* WHAT IS REQUIRED: Output the records unchanged, from the line containing "what elements are" up to and including the line containing "not-joining-field[interactable] [54,740,96,754]", and omit the pictures.

* LISTED ENTRIES:
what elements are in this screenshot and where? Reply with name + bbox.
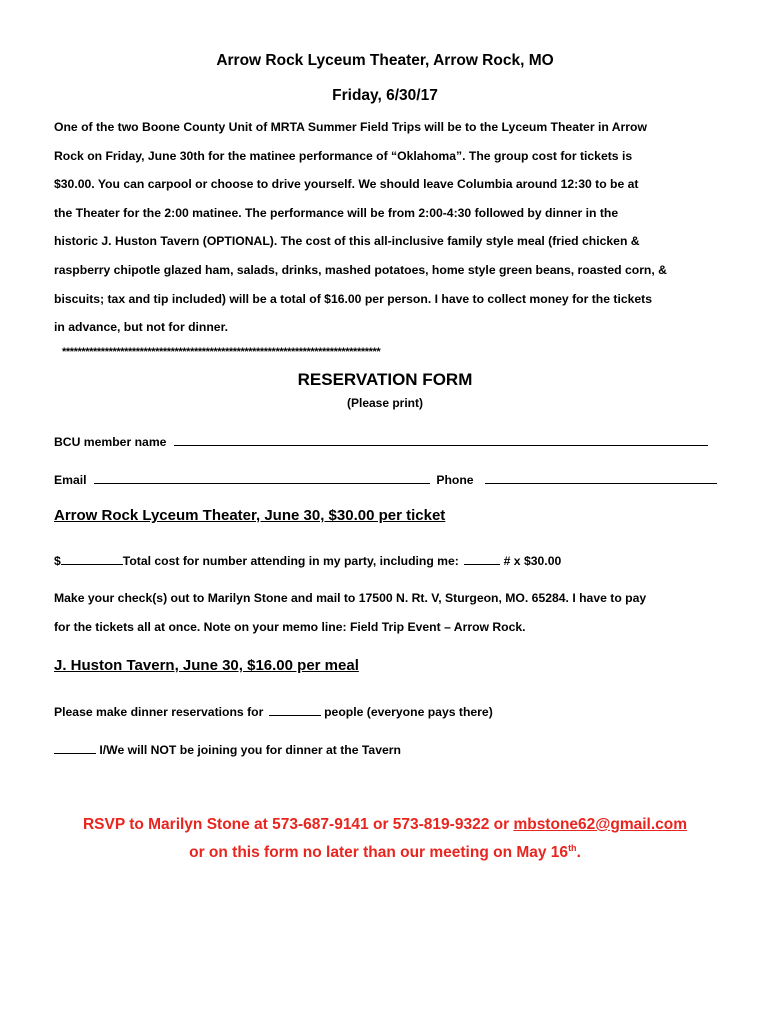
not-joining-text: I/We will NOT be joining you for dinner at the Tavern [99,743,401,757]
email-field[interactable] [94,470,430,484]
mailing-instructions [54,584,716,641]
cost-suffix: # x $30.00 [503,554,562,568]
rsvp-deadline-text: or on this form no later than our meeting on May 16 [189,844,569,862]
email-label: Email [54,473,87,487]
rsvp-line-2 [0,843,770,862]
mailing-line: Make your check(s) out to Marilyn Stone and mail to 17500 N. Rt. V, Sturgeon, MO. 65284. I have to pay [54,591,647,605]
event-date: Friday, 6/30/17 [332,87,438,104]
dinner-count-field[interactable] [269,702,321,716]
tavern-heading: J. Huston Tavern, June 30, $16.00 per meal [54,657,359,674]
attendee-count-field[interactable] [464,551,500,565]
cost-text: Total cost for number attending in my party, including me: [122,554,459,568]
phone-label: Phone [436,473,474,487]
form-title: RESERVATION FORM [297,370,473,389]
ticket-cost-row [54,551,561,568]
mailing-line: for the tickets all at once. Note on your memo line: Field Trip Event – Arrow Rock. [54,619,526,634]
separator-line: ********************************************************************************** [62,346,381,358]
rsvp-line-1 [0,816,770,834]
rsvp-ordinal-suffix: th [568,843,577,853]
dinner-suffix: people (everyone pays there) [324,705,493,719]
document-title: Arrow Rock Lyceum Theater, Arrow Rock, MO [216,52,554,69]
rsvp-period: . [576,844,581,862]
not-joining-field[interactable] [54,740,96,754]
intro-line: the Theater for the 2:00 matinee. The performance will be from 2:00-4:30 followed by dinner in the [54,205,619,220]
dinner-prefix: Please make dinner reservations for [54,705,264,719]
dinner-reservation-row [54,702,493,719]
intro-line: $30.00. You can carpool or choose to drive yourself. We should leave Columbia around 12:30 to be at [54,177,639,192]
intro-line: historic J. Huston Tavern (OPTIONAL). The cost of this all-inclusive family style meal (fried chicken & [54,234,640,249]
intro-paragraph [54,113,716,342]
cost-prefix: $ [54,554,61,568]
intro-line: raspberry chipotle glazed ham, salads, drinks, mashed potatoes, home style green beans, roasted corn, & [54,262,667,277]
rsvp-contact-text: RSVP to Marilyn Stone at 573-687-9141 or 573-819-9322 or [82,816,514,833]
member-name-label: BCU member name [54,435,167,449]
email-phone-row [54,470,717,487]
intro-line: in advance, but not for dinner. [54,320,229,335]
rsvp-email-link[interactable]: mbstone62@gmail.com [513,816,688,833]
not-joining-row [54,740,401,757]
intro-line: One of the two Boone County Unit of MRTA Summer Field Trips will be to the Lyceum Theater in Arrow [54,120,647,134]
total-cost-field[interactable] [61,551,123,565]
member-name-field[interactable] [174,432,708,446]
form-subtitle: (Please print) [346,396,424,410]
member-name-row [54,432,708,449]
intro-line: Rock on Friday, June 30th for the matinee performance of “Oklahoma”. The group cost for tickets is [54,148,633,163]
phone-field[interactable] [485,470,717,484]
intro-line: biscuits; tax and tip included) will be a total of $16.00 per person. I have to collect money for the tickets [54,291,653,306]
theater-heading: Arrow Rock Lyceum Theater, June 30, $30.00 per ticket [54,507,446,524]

...

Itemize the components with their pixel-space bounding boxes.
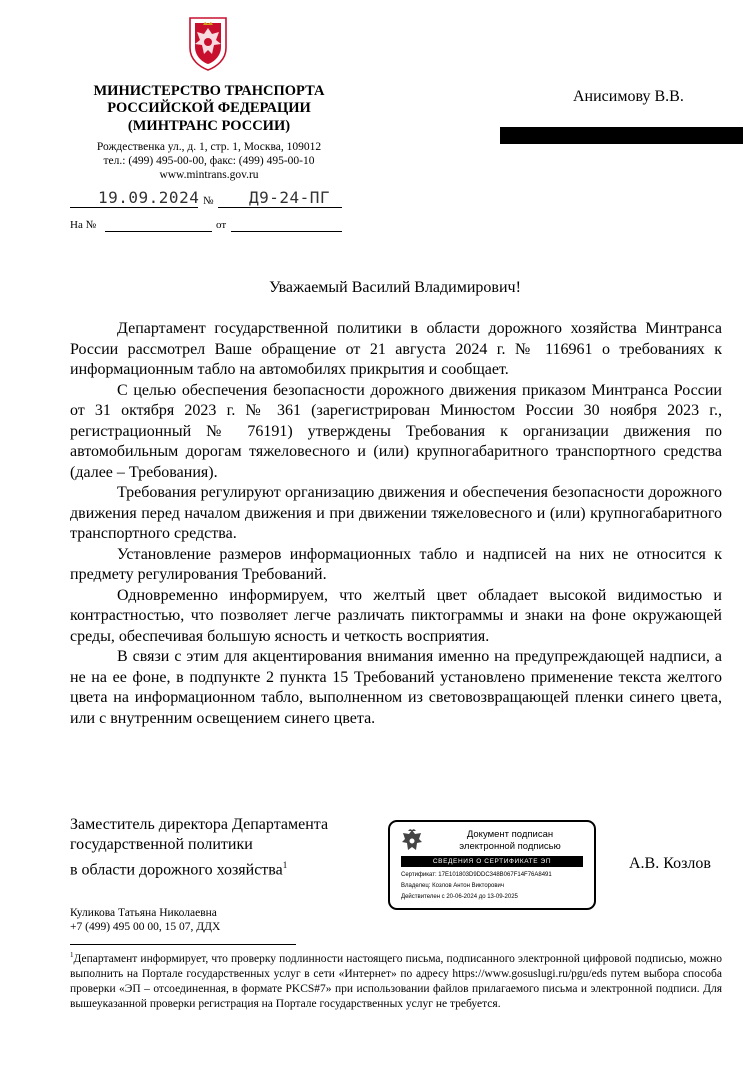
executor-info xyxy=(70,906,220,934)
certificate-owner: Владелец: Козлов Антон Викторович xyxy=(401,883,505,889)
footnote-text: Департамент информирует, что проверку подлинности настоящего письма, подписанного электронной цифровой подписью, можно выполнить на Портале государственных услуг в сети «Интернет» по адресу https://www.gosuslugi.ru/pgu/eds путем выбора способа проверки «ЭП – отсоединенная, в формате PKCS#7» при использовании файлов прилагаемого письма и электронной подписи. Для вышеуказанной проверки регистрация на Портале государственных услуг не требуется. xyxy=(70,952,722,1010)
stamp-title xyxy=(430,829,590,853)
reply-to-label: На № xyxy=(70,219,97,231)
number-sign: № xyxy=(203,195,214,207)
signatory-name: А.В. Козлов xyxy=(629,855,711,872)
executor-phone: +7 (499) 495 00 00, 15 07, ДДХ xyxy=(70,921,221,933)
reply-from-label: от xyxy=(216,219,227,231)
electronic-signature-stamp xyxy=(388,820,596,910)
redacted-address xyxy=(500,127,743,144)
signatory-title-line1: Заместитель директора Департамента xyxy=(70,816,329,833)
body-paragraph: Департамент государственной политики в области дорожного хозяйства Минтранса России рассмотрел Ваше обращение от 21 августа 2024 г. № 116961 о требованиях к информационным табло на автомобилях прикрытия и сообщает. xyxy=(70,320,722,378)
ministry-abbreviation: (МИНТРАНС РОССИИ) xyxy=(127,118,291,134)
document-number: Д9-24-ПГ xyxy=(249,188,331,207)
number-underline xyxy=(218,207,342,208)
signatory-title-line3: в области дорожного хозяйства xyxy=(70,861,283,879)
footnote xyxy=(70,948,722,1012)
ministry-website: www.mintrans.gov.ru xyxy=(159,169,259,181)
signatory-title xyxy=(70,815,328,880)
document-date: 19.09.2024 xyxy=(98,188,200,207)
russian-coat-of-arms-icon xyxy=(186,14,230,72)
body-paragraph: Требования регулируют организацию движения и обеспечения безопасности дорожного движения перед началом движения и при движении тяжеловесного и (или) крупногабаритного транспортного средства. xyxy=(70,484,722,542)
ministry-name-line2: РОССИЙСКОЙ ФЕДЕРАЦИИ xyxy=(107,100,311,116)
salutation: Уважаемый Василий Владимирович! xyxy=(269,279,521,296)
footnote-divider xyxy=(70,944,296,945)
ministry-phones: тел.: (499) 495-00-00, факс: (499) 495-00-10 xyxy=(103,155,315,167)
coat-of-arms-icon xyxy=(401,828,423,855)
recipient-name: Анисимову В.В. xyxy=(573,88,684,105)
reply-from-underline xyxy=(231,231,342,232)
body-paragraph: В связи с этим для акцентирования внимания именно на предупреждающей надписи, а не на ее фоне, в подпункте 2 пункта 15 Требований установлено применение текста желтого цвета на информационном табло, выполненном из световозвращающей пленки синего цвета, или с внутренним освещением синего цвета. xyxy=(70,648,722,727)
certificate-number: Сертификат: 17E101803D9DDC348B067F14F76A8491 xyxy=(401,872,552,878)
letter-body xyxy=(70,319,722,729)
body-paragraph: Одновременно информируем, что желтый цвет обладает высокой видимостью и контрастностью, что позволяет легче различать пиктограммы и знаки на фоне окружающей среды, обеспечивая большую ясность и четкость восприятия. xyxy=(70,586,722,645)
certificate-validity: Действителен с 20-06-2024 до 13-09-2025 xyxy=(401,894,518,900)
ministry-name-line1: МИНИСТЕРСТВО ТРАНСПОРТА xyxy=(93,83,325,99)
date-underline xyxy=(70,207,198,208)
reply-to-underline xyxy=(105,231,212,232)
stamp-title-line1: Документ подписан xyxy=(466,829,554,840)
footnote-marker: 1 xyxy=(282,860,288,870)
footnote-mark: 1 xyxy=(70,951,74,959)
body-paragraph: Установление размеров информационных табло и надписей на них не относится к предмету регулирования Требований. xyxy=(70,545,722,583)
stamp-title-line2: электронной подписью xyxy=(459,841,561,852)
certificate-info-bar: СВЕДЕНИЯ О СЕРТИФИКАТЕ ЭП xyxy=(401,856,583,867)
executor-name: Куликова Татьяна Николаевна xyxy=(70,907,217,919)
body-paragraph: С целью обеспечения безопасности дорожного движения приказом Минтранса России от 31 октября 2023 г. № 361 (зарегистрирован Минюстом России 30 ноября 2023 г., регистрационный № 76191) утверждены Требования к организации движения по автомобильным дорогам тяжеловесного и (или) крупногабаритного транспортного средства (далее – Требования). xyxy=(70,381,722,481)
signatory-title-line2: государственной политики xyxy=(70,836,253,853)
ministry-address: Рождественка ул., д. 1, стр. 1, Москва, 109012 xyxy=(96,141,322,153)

...

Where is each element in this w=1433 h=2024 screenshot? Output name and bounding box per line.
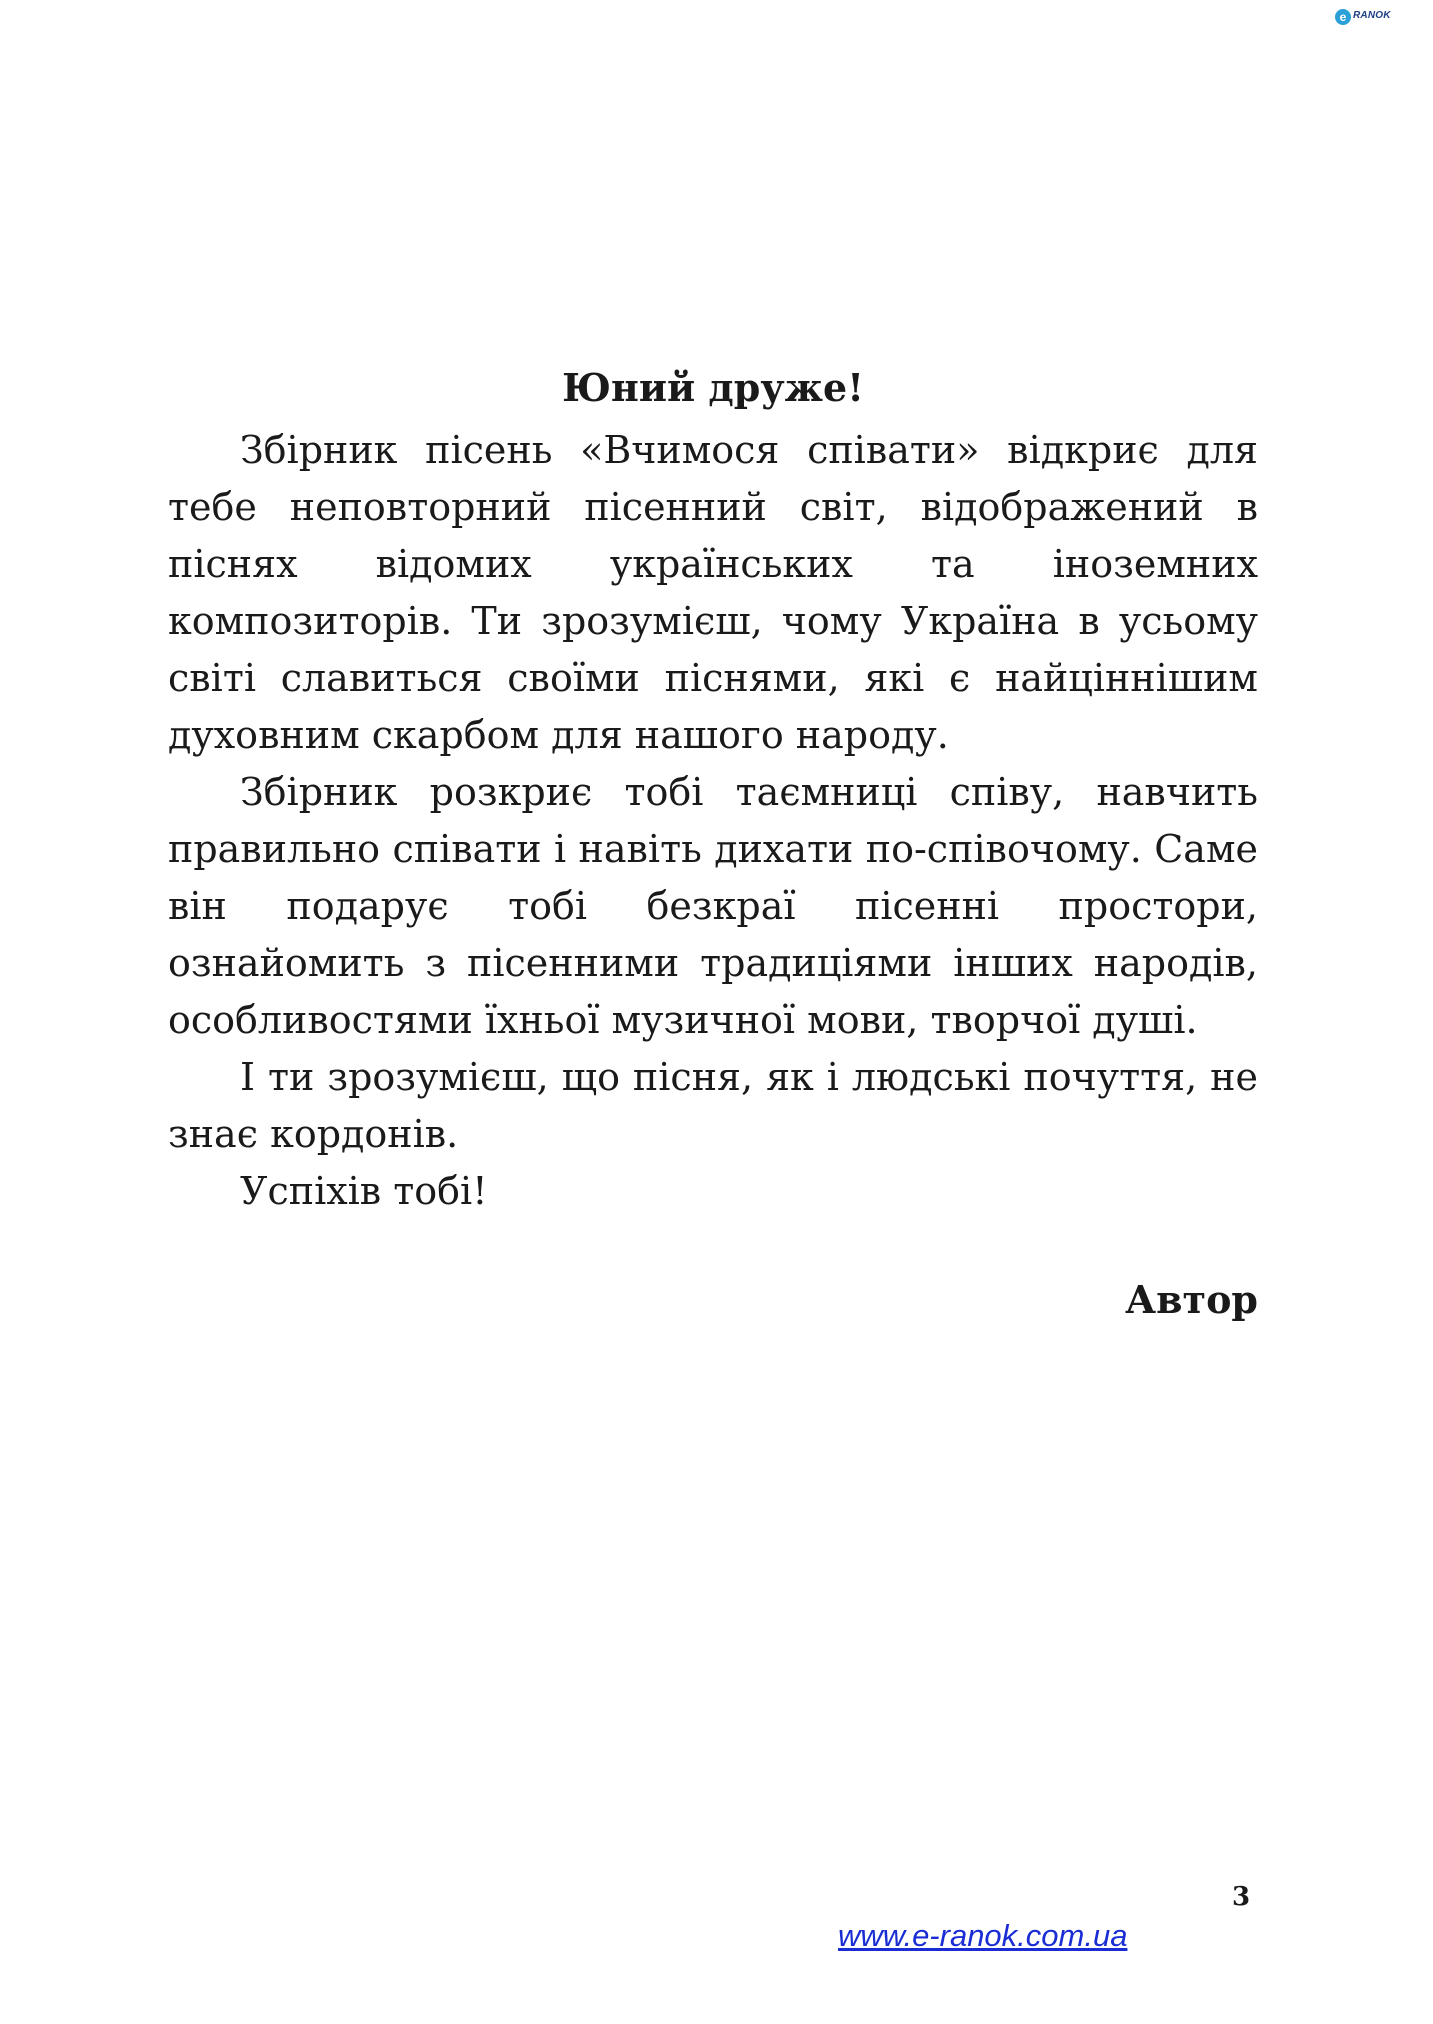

* EXERCISE OUTPUT:
what elements are in this screenshot and where? Reply with name + bbox.
not-joining-text: I/We will NOT be joining you for dinner at the Tavern [99,743,401,757]
email-field[interactable] [94,470,430,484]
mailing-instructions [54,584,716,641]
cost-suffix: # x $30.00 [503,554,562,568]
rsvp-deadline-text: or on this form no later than our meeting on May 16 [189,844,569,862]
email-label: Email [54,473,87,487]
rsvp-line-2 [0,843,770,862]
mailing-line: Make your check(s) out to Marilyn Stone and mail to 17500 N. Rt. V, Sturgeon, MO. 65284. I have to pay [54,591,647,605]
event-date: Friday, 6/30/17 [332,87,438,104]
dinner-count-field[interactable] [269,702,321,716]
tavern-heading: J. Huston Tavern, June 30, $16.00 per meal [54,657,359,674]
attendee-count-field[interactable] [464,551,500,565]
cost-text: Total cost for number attending in my party, including me: [122,554,459,568]
phone-label: Phone [436,473,474,487]
form-title: RESERVATION FORM [297,370,473,389]
ticket-cost-row [54,551,561,568]
mailing-line: for the tickets all at once. Note on your memo line: Field Trip Event – Arrow Rock. [54,619,526,634]
separator-line: ********************************************************************************** [62,346,381,358]
rsvp-line-1 [0,816,770,834]
rsvp-ordinal-suffix: th [568,843,577,853]
dinner-suffix: people (everyone pays there) [324,705,493,719]
document-title: Arrow Rock Lyceum Theater, Arrow Rock, MO [216,52,554,69]
rsvp-period: . [576,844,581,862]
not-joining-field[interactable] [54,740,96,754]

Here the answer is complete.